• Goal:
Work out the number of lines with "Negative" in them. Reply with that number and no other words.

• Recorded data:
--- START ---

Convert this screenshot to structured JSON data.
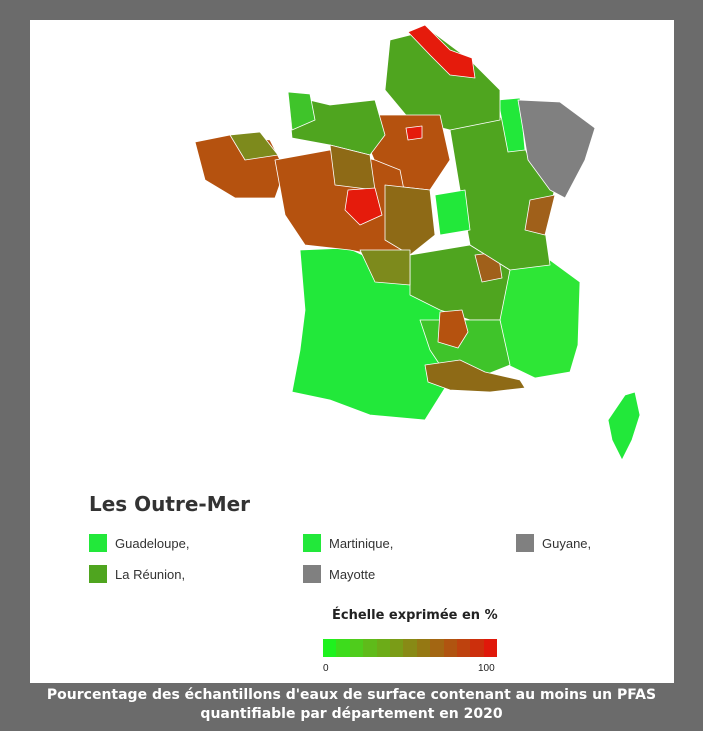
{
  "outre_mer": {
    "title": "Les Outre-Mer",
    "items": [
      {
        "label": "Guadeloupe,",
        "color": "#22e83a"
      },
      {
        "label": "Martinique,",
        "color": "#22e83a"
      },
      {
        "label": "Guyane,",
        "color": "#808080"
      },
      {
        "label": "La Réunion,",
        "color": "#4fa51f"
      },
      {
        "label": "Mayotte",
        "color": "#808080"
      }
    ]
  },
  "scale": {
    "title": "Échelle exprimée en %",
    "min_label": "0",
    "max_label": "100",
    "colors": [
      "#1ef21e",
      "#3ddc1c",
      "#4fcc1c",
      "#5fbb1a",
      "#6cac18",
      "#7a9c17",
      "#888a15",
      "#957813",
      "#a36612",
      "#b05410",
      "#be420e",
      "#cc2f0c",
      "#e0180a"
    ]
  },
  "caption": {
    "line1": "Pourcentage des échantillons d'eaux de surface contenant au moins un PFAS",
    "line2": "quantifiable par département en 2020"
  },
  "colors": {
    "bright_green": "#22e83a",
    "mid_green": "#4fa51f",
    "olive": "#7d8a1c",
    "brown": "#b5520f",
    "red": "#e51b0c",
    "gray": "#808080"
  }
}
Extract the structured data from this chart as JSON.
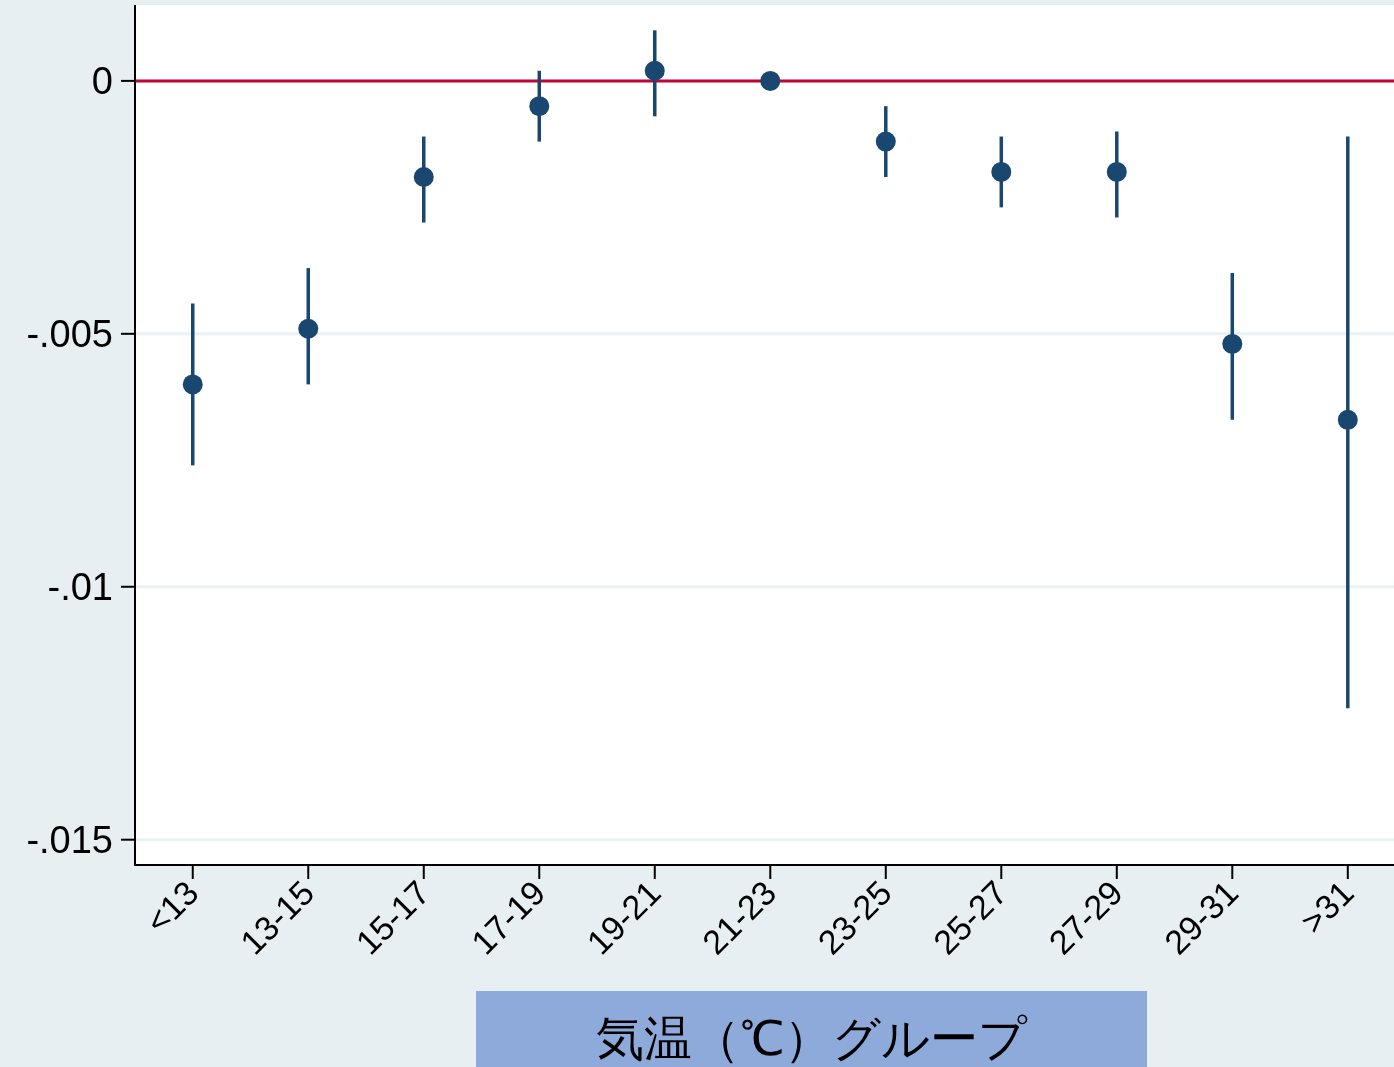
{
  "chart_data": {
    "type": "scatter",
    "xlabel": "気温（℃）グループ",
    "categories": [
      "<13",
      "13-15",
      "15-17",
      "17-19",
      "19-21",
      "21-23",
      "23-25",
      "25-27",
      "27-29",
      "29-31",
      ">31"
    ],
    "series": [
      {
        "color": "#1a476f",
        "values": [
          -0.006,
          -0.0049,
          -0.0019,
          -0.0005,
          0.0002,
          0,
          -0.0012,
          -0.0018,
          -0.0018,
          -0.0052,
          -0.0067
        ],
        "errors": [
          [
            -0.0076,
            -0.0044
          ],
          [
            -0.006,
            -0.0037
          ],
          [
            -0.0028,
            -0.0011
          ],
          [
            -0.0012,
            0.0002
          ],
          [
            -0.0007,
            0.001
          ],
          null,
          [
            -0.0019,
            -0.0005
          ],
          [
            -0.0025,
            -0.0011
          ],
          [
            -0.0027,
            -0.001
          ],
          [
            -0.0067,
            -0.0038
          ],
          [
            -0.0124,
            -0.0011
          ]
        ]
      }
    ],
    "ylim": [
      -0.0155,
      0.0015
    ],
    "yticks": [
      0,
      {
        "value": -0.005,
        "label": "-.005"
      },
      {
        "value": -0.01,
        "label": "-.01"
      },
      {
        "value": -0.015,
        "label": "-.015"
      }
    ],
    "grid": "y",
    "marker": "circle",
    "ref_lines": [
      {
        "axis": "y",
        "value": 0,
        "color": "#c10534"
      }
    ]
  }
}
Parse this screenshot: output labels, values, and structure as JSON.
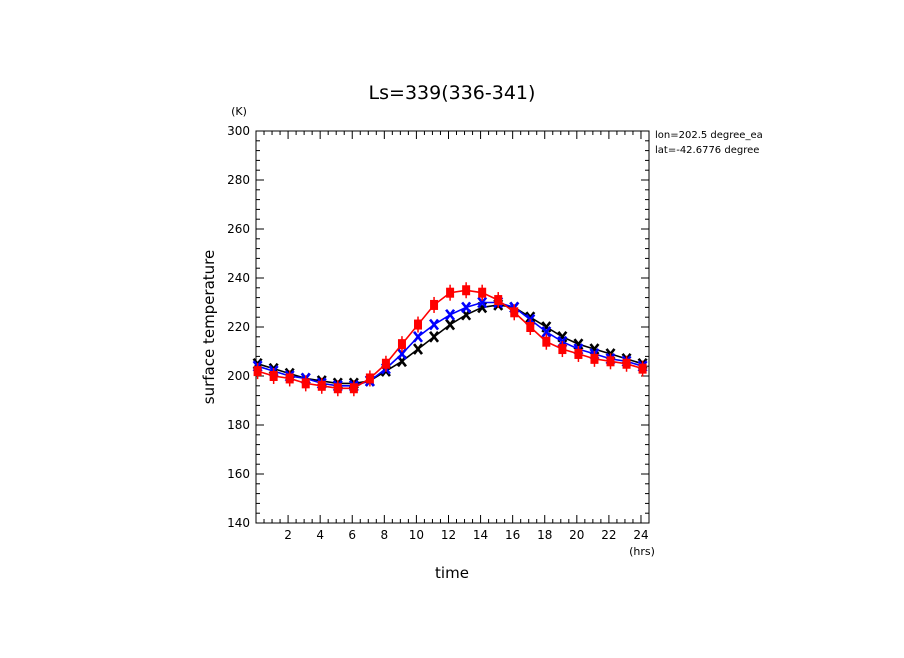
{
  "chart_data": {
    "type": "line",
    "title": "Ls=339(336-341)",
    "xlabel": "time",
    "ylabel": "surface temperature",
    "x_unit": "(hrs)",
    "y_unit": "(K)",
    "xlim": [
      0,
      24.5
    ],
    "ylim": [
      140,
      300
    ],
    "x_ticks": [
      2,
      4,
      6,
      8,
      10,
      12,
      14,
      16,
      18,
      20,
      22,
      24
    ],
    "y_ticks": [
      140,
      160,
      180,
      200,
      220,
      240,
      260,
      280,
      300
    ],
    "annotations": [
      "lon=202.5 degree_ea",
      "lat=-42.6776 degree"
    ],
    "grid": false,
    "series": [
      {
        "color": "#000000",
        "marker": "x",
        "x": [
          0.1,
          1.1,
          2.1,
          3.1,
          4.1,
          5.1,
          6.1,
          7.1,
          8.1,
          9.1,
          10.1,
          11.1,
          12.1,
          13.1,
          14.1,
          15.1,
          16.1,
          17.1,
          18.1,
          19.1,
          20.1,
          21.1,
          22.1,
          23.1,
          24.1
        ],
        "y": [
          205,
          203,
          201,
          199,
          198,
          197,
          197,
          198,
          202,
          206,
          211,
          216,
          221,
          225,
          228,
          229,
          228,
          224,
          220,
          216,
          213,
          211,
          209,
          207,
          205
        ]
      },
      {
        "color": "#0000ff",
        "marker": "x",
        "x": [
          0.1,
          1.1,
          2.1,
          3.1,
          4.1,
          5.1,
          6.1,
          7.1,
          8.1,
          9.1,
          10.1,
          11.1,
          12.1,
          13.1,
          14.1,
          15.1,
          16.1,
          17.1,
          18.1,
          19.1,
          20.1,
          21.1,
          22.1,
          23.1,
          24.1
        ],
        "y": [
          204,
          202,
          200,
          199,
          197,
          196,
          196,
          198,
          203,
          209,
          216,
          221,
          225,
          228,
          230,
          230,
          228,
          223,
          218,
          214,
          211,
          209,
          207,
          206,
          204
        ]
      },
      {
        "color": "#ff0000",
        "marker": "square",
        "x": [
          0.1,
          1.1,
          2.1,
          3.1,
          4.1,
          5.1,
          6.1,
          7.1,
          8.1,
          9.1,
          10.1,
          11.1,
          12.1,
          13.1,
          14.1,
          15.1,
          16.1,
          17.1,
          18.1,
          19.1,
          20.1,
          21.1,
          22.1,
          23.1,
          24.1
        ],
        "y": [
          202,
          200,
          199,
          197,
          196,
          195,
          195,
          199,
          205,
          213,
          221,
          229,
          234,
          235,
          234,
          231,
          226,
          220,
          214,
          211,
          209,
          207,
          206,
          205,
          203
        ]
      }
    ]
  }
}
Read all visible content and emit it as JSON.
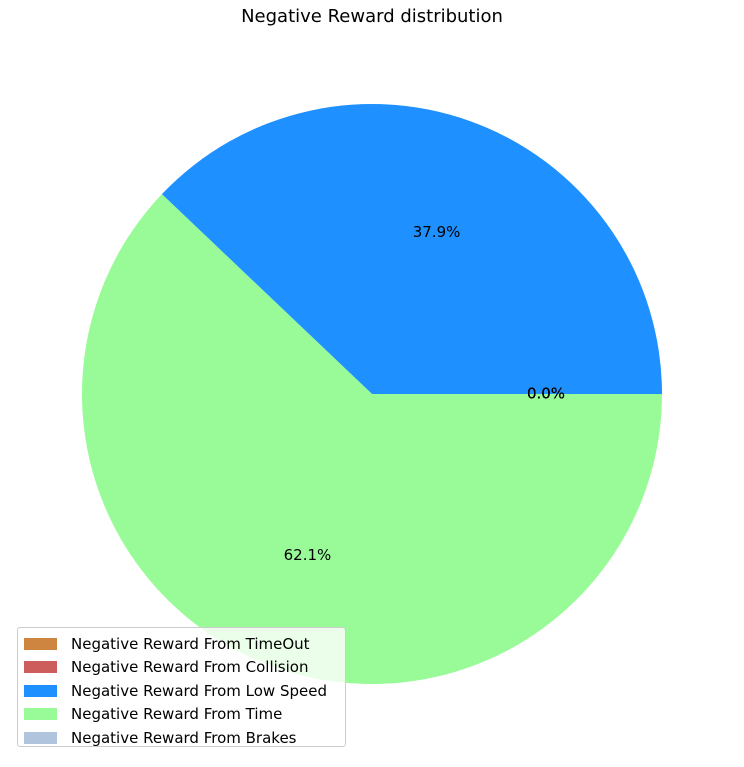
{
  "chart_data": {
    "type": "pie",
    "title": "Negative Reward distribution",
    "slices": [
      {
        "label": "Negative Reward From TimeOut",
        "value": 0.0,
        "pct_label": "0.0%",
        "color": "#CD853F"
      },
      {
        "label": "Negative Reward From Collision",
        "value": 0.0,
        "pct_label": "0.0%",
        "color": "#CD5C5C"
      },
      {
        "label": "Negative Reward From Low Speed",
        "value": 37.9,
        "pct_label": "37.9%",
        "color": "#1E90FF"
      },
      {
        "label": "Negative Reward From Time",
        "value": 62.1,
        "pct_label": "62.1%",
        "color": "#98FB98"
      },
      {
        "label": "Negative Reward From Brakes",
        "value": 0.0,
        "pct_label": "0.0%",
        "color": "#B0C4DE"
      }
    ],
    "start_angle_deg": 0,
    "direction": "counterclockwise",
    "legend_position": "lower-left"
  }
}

--- END ---

• Worked solution:
6